### GOAL
Go through the entries below and copy each line containing the word "text".

--------

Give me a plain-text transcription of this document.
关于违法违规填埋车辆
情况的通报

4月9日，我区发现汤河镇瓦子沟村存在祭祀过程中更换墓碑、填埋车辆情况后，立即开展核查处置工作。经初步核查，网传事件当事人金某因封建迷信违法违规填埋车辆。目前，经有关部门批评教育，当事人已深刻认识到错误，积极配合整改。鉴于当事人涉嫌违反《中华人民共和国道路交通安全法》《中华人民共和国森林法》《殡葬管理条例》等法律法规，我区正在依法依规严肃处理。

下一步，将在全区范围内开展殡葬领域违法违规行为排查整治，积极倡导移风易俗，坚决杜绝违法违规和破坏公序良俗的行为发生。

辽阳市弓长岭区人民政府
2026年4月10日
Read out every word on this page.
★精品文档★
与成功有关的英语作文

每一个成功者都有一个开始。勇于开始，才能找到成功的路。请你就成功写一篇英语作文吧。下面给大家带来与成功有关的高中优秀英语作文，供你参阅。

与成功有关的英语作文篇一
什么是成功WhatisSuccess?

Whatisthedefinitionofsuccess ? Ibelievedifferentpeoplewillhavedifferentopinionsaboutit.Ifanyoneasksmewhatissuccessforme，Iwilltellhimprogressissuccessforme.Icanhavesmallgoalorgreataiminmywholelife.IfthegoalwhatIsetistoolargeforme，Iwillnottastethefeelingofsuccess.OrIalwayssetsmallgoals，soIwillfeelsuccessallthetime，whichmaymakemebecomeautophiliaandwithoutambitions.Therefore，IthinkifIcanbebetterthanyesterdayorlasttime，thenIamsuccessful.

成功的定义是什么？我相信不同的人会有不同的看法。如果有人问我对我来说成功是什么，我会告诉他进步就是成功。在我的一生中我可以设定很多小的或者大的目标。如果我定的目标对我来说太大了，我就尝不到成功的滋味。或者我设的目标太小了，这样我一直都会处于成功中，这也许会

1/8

--------

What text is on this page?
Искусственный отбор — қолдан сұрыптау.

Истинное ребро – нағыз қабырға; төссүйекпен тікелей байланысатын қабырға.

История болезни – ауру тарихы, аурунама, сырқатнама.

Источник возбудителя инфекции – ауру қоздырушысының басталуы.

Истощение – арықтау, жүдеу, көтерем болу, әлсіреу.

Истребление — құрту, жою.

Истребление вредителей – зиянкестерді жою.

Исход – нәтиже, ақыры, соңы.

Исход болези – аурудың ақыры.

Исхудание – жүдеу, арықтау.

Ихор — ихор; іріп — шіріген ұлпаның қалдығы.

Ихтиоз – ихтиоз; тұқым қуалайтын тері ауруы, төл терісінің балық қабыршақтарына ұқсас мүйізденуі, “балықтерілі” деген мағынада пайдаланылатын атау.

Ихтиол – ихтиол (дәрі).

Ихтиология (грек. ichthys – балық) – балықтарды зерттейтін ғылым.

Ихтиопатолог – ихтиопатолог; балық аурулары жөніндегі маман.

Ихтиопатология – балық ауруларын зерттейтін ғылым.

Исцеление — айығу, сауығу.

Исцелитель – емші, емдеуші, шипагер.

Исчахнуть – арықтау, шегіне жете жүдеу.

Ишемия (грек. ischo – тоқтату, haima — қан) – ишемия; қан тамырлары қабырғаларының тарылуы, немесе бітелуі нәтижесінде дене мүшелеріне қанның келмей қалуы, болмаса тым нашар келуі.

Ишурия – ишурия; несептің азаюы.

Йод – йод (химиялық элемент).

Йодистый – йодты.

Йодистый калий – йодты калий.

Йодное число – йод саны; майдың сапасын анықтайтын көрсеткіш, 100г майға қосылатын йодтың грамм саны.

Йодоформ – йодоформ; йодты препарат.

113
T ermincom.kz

--------

### TASK RESPONSE
Give me a plain-text transcription of this document.
What text is on this page?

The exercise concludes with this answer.